PROBLEM: Copy out all lines with the word "Private" in them.

● ● ●

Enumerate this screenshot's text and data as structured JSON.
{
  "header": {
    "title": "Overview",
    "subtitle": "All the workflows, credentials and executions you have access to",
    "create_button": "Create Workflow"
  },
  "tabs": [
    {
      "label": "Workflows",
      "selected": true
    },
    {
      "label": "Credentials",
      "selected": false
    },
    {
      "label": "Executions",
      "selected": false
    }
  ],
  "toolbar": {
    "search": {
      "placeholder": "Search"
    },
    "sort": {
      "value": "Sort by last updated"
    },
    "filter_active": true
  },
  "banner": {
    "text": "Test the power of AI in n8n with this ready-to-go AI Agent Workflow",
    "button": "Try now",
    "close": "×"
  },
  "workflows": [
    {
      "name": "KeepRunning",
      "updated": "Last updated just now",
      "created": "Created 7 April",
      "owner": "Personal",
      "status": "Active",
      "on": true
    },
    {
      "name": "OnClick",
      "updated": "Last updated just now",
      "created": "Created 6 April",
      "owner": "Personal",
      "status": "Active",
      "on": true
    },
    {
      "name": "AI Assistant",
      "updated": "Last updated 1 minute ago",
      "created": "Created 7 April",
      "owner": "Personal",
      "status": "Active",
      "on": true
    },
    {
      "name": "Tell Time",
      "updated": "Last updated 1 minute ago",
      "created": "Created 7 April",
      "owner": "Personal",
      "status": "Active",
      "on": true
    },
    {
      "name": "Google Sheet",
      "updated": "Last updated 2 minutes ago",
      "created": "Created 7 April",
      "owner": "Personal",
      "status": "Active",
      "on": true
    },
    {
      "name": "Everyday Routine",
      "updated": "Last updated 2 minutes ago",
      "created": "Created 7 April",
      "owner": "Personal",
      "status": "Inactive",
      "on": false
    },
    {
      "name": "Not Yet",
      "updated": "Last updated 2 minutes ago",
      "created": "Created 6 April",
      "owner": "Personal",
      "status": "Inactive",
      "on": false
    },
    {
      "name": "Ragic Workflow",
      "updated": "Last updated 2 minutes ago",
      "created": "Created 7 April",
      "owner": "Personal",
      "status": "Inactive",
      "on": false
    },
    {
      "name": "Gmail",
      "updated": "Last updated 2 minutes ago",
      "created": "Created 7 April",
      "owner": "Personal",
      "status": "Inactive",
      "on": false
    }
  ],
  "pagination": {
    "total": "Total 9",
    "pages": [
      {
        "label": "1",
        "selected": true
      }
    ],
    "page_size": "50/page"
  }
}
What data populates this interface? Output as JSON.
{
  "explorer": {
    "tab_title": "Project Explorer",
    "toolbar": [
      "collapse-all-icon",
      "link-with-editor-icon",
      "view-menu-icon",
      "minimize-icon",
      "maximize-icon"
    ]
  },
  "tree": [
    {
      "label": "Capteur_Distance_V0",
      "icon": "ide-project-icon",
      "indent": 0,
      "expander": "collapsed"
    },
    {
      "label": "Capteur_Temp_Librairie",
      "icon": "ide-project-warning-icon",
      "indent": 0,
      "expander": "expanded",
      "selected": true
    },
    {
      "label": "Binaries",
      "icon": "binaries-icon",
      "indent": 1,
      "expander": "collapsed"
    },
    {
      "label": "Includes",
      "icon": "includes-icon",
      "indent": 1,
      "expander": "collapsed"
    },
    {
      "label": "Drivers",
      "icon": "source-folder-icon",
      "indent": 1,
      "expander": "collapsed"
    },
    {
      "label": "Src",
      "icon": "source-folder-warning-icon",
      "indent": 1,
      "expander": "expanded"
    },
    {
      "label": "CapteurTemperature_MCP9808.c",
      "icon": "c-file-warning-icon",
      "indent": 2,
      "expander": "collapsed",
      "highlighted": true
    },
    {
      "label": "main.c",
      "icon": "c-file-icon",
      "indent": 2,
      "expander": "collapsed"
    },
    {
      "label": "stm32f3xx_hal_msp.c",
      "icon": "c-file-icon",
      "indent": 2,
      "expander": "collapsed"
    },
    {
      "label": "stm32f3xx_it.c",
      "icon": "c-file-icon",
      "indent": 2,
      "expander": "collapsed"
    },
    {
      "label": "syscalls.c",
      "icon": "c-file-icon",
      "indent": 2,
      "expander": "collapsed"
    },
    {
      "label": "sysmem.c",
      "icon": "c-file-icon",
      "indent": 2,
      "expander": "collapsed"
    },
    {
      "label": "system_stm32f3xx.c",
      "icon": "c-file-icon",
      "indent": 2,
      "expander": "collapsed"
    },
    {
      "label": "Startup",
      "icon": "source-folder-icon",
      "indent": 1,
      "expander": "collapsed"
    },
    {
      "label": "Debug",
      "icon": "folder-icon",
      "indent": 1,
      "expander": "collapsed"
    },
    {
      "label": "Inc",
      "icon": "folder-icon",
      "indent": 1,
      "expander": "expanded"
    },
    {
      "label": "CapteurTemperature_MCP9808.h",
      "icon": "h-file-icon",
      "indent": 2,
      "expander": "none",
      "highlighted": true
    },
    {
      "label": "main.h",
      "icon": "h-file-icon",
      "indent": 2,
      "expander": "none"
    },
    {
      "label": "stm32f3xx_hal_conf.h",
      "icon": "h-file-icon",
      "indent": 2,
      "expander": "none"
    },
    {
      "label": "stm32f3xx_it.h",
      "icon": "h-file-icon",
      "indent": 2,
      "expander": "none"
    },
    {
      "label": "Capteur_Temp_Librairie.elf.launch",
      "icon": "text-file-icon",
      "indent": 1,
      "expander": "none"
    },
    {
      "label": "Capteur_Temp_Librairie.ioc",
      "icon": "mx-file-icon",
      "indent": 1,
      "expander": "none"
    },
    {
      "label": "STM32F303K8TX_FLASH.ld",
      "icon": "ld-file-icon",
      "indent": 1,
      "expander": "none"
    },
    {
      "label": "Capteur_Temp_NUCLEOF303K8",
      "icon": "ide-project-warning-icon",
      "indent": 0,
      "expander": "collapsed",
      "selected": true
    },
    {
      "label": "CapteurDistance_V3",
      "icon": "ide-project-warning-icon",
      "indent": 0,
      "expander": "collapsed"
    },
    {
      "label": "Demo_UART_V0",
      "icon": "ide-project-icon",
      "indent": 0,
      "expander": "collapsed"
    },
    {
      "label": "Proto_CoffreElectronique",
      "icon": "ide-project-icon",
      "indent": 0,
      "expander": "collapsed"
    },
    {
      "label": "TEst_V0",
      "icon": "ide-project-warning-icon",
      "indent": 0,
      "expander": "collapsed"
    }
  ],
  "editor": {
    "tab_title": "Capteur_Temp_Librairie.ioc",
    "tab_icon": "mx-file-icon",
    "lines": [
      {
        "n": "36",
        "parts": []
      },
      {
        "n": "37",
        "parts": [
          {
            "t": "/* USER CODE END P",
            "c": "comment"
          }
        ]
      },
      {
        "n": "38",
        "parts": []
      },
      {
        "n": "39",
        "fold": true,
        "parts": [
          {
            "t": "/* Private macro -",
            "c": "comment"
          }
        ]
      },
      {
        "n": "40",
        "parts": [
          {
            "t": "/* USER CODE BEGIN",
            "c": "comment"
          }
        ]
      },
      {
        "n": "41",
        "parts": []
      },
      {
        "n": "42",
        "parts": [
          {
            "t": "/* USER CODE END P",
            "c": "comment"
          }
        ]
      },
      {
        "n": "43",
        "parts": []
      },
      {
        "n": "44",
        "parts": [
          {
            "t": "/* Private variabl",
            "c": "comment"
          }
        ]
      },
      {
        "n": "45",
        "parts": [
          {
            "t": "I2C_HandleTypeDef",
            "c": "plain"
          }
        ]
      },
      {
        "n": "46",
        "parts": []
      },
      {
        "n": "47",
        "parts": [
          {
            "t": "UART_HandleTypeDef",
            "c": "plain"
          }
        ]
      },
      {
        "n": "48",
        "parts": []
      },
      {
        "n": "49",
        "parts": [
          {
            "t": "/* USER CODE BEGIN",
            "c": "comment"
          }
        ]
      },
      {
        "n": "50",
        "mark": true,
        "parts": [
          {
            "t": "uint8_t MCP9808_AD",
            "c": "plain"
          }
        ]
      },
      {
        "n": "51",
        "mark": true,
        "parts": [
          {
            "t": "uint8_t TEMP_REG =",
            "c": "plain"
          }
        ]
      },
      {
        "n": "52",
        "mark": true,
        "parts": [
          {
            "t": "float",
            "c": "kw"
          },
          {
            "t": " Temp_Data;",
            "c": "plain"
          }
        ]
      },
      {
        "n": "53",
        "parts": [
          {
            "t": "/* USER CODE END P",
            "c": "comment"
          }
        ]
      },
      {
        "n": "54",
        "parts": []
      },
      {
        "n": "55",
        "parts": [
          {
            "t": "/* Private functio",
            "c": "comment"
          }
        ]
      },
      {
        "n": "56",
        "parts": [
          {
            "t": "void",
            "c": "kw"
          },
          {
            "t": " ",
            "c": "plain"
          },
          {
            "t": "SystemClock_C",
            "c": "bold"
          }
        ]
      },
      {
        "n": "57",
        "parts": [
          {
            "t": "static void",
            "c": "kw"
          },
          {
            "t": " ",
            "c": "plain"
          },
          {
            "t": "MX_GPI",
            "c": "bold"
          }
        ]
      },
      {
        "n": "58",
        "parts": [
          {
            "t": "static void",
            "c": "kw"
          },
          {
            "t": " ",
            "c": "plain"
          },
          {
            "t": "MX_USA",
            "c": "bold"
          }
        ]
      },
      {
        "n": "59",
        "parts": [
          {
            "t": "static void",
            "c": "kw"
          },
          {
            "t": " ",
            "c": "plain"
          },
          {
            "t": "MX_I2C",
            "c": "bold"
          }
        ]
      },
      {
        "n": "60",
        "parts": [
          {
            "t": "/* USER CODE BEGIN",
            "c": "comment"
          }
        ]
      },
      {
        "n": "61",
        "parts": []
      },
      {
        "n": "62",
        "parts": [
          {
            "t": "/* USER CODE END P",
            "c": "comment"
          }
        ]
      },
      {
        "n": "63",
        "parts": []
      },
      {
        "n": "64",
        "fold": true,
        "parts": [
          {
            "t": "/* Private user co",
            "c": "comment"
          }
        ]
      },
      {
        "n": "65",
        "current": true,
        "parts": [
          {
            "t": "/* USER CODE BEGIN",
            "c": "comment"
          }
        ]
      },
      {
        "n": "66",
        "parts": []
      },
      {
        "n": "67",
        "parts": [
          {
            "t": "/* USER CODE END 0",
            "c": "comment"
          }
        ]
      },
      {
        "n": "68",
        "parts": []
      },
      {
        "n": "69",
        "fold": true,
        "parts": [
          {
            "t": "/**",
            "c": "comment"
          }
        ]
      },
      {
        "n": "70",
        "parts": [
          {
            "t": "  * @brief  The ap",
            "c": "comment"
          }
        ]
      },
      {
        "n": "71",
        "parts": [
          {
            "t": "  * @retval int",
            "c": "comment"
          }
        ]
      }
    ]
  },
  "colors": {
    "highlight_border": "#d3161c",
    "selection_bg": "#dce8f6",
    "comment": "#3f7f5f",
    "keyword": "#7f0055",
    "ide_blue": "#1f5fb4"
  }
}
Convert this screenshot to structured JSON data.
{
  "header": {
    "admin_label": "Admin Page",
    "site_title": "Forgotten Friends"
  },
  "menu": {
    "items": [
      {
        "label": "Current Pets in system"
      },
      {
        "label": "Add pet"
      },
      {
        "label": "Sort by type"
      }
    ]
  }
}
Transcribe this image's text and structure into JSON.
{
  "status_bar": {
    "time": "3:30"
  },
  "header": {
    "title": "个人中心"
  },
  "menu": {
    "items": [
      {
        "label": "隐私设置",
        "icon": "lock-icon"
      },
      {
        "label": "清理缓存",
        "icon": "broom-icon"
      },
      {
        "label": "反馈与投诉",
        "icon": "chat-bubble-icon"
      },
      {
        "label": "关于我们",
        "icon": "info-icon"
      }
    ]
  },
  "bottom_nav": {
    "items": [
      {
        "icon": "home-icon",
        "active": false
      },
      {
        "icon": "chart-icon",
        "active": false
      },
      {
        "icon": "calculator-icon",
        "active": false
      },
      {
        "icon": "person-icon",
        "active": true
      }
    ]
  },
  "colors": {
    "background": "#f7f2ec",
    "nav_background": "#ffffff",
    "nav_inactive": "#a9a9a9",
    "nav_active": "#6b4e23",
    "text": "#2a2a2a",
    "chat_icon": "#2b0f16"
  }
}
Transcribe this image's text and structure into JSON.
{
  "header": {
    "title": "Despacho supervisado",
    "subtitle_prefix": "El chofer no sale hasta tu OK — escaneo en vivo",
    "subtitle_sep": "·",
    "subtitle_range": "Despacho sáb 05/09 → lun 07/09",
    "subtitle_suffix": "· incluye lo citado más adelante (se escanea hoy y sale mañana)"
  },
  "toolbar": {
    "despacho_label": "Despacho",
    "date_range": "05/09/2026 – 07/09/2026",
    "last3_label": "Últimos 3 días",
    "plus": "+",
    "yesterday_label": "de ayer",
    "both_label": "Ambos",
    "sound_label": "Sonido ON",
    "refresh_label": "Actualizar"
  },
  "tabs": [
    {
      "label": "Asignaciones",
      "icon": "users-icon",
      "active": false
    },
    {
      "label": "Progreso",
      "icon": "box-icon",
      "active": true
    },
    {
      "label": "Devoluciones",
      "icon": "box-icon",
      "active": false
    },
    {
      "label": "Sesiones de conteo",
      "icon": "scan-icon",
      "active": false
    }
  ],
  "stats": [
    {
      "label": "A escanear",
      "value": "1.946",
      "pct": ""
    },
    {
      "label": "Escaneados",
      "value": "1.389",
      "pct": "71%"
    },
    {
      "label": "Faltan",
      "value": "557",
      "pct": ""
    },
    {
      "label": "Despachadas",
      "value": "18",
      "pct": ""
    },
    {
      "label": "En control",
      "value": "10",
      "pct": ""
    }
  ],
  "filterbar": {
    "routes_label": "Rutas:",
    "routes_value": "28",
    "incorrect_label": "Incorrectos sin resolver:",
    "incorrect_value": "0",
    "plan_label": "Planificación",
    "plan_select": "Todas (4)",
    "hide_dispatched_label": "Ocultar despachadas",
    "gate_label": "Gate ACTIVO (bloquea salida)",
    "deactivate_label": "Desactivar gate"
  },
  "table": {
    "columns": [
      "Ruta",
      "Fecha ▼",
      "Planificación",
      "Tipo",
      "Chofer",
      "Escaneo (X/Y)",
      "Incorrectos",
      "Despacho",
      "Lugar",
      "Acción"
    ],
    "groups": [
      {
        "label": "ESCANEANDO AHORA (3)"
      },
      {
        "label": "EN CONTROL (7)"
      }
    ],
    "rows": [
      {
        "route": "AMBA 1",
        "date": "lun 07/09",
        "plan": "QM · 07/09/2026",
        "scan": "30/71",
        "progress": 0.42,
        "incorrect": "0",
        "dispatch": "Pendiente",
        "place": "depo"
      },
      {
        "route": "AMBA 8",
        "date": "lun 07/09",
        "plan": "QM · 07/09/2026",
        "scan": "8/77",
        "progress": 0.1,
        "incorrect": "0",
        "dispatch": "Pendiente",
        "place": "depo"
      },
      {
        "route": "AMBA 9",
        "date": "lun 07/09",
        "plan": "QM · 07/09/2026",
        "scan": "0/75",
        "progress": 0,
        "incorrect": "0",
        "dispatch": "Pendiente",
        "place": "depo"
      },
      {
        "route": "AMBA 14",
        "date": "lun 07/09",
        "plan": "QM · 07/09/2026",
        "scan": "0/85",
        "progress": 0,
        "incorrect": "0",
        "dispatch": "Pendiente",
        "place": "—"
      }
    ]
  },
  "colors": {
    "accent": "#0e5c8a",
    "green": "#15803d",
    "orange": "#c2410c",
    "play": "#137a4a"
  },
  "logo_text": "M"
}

● ● ●

WRITTEN ANSWER:
            "t": "/* Private macro -",
            "t": "/* Private variabl",
            "t": "/* Private functio",
            "t": "/* Private user co",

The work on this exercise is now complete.